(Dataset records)

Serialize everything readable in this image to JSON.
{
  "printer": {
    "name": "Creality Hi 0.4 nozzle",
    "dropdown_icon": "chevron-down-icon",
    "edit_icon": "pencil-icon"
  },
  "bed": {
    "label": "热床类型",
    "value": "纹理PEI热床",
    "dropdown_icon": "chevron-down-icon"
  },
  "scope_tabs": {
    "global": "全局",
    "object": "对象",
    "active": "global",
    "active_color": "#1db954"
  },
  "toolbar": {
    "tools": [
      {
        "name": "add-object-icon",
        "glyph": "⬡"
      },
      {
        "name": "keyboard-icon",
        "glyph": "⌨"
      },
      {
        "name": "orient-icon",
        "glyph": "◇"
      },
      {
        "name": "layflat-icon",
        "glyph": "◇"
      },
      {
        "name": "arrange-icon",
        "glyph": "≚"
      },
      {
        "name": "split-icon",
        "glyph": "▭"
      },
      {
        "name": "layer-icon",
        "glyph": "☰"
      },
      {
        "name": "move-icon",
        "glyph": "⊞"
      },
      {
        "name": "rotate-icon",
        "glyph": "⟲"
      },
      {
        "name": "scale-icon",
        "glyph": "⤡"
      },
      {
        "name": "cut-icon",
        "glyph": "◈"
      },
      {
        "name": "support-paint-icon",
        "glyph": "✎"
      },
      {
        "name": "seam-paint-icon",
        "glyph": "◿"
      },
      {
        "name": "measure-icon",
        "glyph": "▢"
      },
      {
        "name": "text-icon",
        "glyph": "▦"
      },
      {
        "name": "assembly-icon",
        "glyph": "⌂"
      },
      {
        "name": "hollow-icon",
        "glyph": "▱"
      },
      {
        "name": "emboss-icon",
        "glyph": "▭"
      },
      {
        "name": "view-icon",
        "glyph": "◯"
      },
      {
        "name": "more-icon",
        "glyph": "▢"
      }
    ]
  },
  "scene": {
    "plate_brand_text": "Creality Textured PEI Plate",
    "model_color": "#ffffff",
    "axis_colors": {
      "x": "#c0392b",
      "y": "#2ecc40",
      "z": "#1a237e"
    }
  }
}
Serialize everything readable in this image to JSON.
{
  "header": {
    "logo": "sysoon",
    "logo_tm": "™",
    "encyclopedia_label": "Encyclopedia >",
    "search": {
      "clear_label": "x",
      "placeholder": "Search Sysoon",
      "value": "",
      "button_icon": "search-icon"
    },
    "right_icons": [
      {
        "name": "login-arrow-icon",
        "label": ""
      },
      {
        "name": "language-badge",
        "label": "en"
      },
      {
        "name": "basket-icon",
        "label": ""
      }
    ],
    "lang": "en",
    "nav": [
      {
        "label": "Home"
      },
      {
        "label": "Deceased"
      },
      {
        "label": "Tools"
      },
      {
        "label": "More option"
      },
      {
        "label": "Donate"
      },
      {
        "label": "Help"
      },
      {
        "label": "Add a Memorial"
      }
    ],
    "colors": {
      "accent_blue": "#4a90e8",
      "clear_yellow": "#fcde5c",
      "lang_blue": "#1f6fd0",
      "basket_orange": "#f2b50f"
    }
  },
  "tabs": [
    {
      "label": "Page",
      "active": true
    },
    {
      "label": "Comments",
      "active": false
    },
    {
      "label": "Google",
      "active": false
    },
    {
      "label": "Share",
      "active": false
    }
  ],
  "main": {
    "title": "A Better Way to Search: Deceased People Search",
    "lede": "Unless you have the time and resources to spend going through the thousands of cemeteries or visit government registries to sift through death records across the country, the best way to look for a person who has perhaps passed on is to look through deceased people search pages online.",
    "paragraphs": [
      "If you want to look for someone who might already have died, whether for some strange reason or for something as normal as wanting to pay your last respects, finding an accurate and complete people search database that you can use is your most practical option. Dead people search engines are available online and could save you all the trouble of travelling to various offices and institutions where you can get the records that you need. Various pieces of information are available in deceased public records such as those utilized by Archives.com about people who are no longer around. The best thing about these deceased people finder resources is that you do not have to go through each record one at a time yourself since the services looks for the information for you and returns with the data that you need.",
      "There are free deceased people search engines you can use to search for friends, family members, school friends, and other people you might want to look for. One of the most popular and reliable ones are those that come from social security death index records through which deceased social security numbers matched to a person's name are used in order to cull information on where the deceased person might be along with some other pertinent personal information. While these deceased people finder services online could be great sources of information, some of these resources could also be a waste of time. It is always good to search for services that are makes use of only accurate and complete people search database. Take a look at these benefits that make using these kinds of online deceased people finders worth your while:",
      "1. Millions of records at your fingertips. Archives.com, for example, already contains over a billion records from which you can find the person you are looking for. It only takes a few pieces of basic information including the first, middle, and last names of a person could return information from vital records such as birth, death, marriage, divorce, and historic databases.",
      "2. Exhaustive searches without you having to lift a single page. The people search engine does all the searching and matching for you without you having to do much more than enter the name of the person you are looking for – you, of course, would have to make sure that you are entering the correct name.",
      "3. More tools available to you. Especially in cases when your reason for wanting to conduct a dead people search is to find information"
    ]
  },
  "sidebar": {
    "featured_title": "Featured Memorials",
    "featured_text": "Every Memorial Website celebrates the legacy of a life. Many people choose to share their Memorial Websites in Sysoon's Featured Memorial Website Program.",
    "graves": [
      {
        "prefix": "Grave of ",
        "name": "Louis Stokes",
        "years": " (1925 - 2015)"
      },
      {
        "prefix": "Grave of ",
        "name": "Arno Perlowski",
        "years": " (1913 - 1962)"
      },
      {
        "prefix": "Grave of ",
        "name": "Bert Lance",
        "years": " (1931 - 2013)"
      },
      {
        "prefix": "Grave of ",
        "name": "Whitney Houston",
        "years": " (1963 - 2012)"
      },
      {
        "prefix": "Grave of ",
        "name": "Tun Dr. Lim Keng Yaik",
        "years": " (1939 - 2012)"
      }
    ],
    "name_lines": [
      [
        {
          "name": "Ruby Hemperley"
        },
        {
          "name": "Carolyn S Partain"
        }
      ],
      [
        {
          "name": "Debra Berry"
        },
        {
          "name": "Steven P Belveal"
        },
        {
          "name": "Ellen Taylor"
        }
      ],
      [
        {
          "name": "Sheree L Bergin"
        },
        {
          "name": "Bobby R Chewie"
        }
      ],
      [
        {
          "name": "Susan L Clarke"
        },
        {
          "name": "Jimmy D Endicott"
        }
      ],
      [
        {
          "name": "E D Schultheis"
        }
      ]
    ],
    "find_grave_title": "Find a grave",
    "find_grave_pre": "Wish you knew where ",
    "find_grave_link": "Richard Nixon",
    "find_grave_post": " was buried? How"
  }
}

▶ _GOAL_: Repeat the material above exactly.

▶ _FULL SOLUTION_:
Serialize everything readable in this image to JSON.
{
  "printer": {
    "name": "Creality Hi 0.4 nozzle",
    "dropdown_icon": "chevron-down-icon",
    "edit_icon": "pencil-icon"
  },
  "bed": {
    "label": "热床类型",
    "value": "纹理PEI热床",
    "dropdown_icon": "chevron-down-icon"
  },
  "scope_tabs": {
    "global": "全局",
    "object": "对象",
    "active": "global",
    "active_color": "#1db954"
  },
  "toolbar": {
    "tools": [
      {
        "name": "add-object-icon",
        "glyph": "⬡"
      },
      {
        "name": "keyboard-icon",
        "glyph": "⌨"
      },
      {
        "name": "orient-icon",
        "glyph": "◇"
      },
      {
        "name": "layflat-icon",
        "glyph": "◇"
      },
      {
        "name": "arrange-icon",
        "glyph": "≚"
      },
      {
        "name": "split-icon",
        "glyph": "▭"
      },
      {
        "name": "layer-icon",
        "glyph": "☰"
      },
      {
        "name": "move-icon",
        "glyph": "⊞"
      },
      {
        "name": "rotate-icon",
        "glyph": "⟲"
      },
      {
        "name": "scale-icon",
        "glyph": "⤡"
      },
      {
        "name": "cut-icon",
        "glyph": "◈"
      },
      {
        "name": "support-paint-icon",
        "glyph": "✎"
      },
      {
        "name": "seam-paint-icon",
        "glyph": "◿"
      },
      {
        "name": "measure-icon",
        "glyph": "▢"
      },
      {
        "name": "text-icon",
        "glyph": "▦"
      },
      {
        "name": "assembly-icon",
        "glyph": "⌂"
      },
      {
        "name": "hollow-icon",
        "glyph": "▱"
      },
      {
        "name": "emboss-icon",
        "glyph": "▭"
      },
      {
        "name": "view-icon",
        "glyph": "◯"
      },
      {
        "name": "more-icon",
        "glyph": "▢"
      }
    ]
  },
  "scene": {
    "plate_brand_text": "Creality Textured PEI Plate",
    "model_color": "#ffffff",
    "axis_colors": {
      "x": "#c0392b",
      "y": "#2ecc40",
      "z": "#1a237e"
    }
  }
}
Serialize everything readable in this image to JSON.
{
  "header": {
    "logo": "sysoon",
    "logo_tm": "™",
    "encyclopedia_label": "Encyclopedia >",
    "search": {
      "clear_label": "x",
      "placeholder": "Search Sysoon",
      "value": "",
      "button_icon": "search-icon"
    },
    "right_icons": [
      {
        "name": "login-arrow-icon",
        "label": ""
      },
      {
        "name": "language-badge",
        "label": "en"
      },
      {
        "name": "basket-icon",
        "label": ""
      }
    ],
    "lang": "en",
    "nav": [
      {
        "label": "Home"
      },
      {
        "label": "Deceased"
      },
      {
        "label": "Tools"
      },
      {
        "label": "More option"
      },
      {
        "label": "Donate"
      },
      {
        "label": "Help"
      },
      {
        "label": "Add a Memorial"
      }
    ],
    "colors": {
      "accent_blue": "#4a90e8",
      "clear_yellow": "#fcde5c",
      "lang_blue": "#1f6fd0",
      "basket_orange": "#f2b50f"
    }
  },
  "tabs": [
    {
      "label": "Page",
      "active": true
    },
    {
      "label": "Comments",
      "active": false
    },
    {
      "label": "Google",
      "active": false
    },
    {
      "label": "Share",
      "active": false
    }
  ],
  "main": {
    "title": "A Better Way to Search: Deceased People Search",
    "lede": "Unless you have the time and resources to spend going through the thousands of cemeteries or visit government registries to sift through death records across the country, the best way to look for a person who has perhaps passed on is to look through deceased people search pages online.",
    "paragraphs": [
      "If you want to look for someone who might already have died, whether for some strange reason or for something as normal as wanting to pay your last respects, finding an accurate and complete people search database that you can use is your most practical option. Dead people search engines are available online and could save you all the trouble of travelling to various offices and institutions where you can get the records that you need. Various pieces of information are available in deceased public records such as those utilized by Archives.com about people who are no longer around. The best thing about these deceased people finder resources is that you do not have to go through each record one at a time yourself since the services looks for the information for you and returns with the data that you need.",
      "There are free deceased people search engines you can use to search for friends, family members, school friends, and other people you might want to look for. One of the most popular and reliable ones are those that come from social security death index records through which deceased social security numbers matched to a person's name are used in order to cull information on where the deceased person might be along with some other pertinent personal information. While these deceased people finder services online could be great sources of information, some of these resources could also be a waste of time. It is always good to search for services that are makes use of only accurate and complete people search database. Take a look at these benefits that make using these kinds of online deceased people finders worth your while:",
      "1. Millions of records at your fingertips. Archives.com, for example, already contains over a billion records from which you can find the person you are looking for. It only takes a few pieces of basic information including the first, middle, and last names of a person could return information from vital records such as birth, death, marriage, divorce, and historic databases.",
      "2. Exhaustive searches without you having to lift a single page. The people search engine does all the searching and matching for you without you having to do much more than enter the name of the person you are looking for – you, of course, would have to make sure that you are entering the correct name.",
      "3. More tools available to you. Especially in cases when your reason for wanting to conduct a dead people search is to find information"
    ]
  },
  "sidebar": {
    "featured_title": "Featured Memorials",
    "featured_text": "Every Memorial Website celebrates the legacy of a life. Many people choose to share their Memorial Websites in Sysoon's Featured Memorial Website Program.",
    "graves": [
      {
        "prefix": "Grave of ",
        "name": "Louis Stokes",
        "years": " (1925 - 2015)"
      },
      {
        "prefix": "Grave of ",
        "name": "Arno Perlowski",
        "years": " (1913 - 1962)"
      },
      {
        "prefix": "Grave of ",
        "name": "Bert Lance",
        "years": " (1931 - 2013)"
      },
      {
        "prefix": "Grave of ",
        "name": "Whitney Houston",
        "years": " (1963 - 2012)"
      },
      {
        "prefix": "Grave of ",
        "name": "Tun Dr. Lim Keng Yaik",
        "years": " (1939 - 2012)"
      }
    ],
    "name_lines": [
      [
        {
          "name": "Ruby Hemperley"
        },
        {
          "name": "Carolyn S Partain"
        }
      ],
      [
        {
          "name": "Debra Berry"
        },
        {
          "name": "Steven P Belveal"
        },
        {
          "name": "Ellen Taylor"
        }
      ],
      [
        {
          "name": "Sheree L Bergin"
        },
        {
          "name": "Bobby R Chewie"
        }
      ],
      [
        {
          "name": "Susan L Clarke"
        },
        {
          "name": "Jimmy D Endicott"
        }
      ],
      [
        {
          "name": "E D Schultheis"
        }
      ]
    ],
    "find_grave_title": "Find a grave",
    "find_grave_pre": "Wish you knew where ",
    "find_grave_link": "Richard Nixon",
    "find_grave_post": " was buried? How"
  }
}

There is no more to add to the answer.